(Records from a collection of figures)
-- Start --
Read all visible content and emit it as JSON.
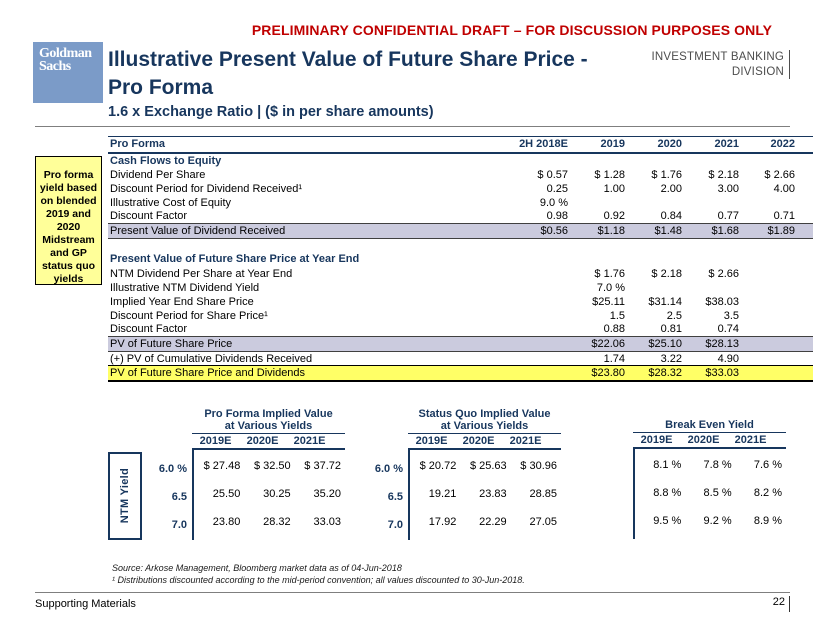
{
  "colors": {
    "navy": "#17365D",
    "red": "#C00000",
    "gray_row": "#CBCBDE",
    "yellow_row": "#FFFF66",
    "callout_bg": "#FFFF99",
    "logo_blue": "#7B9BC8"
  },
  "header": {
    "disclaimer": "PRELIMINARY CONFIDENTIAL DRAFT – FOR DISCUSSION PURPOSES ONLY",
    "logo_line1": "Goldman",
    "logo_line2": "Sachs",
    "title_line1": "Illustrative Present Value of Future Share Price -",
    "title_line2": "Pro Forma",
    "division_line1": "INVESTMENT BANKING",
    "division_line2": "DIVISION",
    "subtitle": "1.6 x Exchange Ratio | ($ in per share amounts)"
  },
  "callout": {
    "text": "Pro forma yield based on blended 2019 and 2020 Midstream and GP status quo yields"
  },
  "main_table": {
    "columns": [
      "Pro Forma",
      "2H 2018E",
      "2019",
      "2020",
      "2021",
      "2022"
    ],
    "sections": [
      {
        "title": "Cash Flows to Equity",
        "rows": [
          {
            "label": "Dividend Per Share",
            "values": [
              "$ 0.57",
              "$ 1.28",
              "$ 1.76",
              "$ 2.18",
              "$ 2.66"
            ]
          },
          {
            "label": "Discount Period for Dividend Received¹",
            "values": [
              "0.25",
              "1.00",
              "2.00",
              "3.00",
              "4.00"
            ]
          },
          {
            "label": "Illustrative Cost of Equity",
            "values": [
              "9.0 %",
              "",
              "",
              "",
              ""
            ]
          },
          {
            "label": "Discount Factor",
            "values": [
              "0.98",
              "0.92",
              "0.84",
              "0.77",
              "0.71"
            ]
          },
          {
            "label": "Present Value of Dividend Received",
            "values": [
              "$0.56",
              "$1.18",
              "$1.48",
              "$1.68",
              "$1.89"
            ],
            "style": "gray"
          }
        ]
      },
      {
        "title": "Present Value of Future Share Price at Year End",
        "rows": [
          {
            "label": "NTM Dividend Per Share at Year End",
            "values": [
              "",
              "$ 1.76",
              "$ 2.18",
              "$ 2.66",
              ""
            ]
          },
          {
            "label": "Illustrative NTM Dividend Yield",
            "values": [
              "",
              "7.0 %",
              "",
              "",
              ""
            ]
          },
          {
            "label": "Implied Year End Share Price",
            "values": [
              "",
              "$25.11",
              "$31.14",
              "$38.03",
              ""
            ]
          },
          {
            "label": "Discount Period for Share Price¹",
            "values": [
              "",
              "1.5",
              "2.5",
              "3.5",
              ""
            ]
          },
          {
            "label": "Discount Factor",
            "values": [
              "",
              "0.88",
              "0.81",
              "0.74",
              ""
            ]
          },
          {
            "label": "PV of Future Share Price",
            "values": [
              "",
              "$22.06",
              "$25.10",
              "$28.13",
              ""
            ],
            "style": "gray"
          },
          {
            "label": "(+) PV of Cumulative Dividends Received",
            "values": [
              "",
              "1.74",
              "3.22",
              "4.90",
              ""
            ]
          },
          {
            "label": "PV of Future Share Price and Dividends",
            "values": [
              "",
              "$23.80",
              "$28.32",
              "$33.03",
              ""
            ],
            "style": "yellow"
          }
        ]
      }
    ]
  },
  "matrix": {
    "yield_axis_label": "NTM Yield",
    "yield_labels": [
      "6.0 %",
      "6.5",
      "7.0"
    ],
    "tables": [
      {
        "title_line1": "Pro Forma Implied Value",
        "title_line2": "at Various Yields",
        "columns": [
          "2019E",
          "2020E",
          "2021E"
        ],
        "rows": [
          [
            "$ 27.48",
            "$ 32.50",
            "$ 37.72"
          ],
          [
            "25.50",
            "30.25",
            "35.20"
          ],
          [
            "23.80",
            "28.32",
            "33.03"
          ]
        ]
      },
      {
        "title_line1": "Status Quo Implied Value",
        "title_line2": "at Various Yields",
        "columns": [
          "2019E",
          "2020E",
          "2021E"
        ],
        "rows": [
          [
            "$ 20.72",
            "$ 25.63",
            "$ 30.96"
          ],
          [
            "19.21",
            "23.83",
            "28.85"
          ],
          [
            "17.92",
            "22.29",
            "27.05"
          ]
        ]
      },
      {
        "title_line1": "Break Even Yield",
        "title_line2": "",
        "columns": [
          "2019E",
          "2020E",
          "2021E"
        ],
        "rows": [
          [
            "8.1 %",
            "7.8 %",
            "7.6 %"
          ],
          [
            "8.8 %",
            "8.5 %",
            "8.2 %"
          ],
          [
            "9.5 %",
            "9.2 %",
            "8.9 %"
          ]
        ]
      }
    ]
  },
  "footnotes": {
    "source": "Source: Arkose Management, Bloomberg market data as of 04-Jun-2018",
    "note1": "¹ Distributions discounted according to the mid-period convention; all values discounted to 30-Jun-2018."
  },
  "footer": {
    "left": "Supporting Materials",
    "page": "22"
  }
}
-- End --
--- Short task ---
In the lines above, find each one with "Dividends" and list it.

--- Solution to the problem ---
            "label": "(+) PV of Cumulative Dividends Received",
            "label": "PV of Future Share Price and Dividends",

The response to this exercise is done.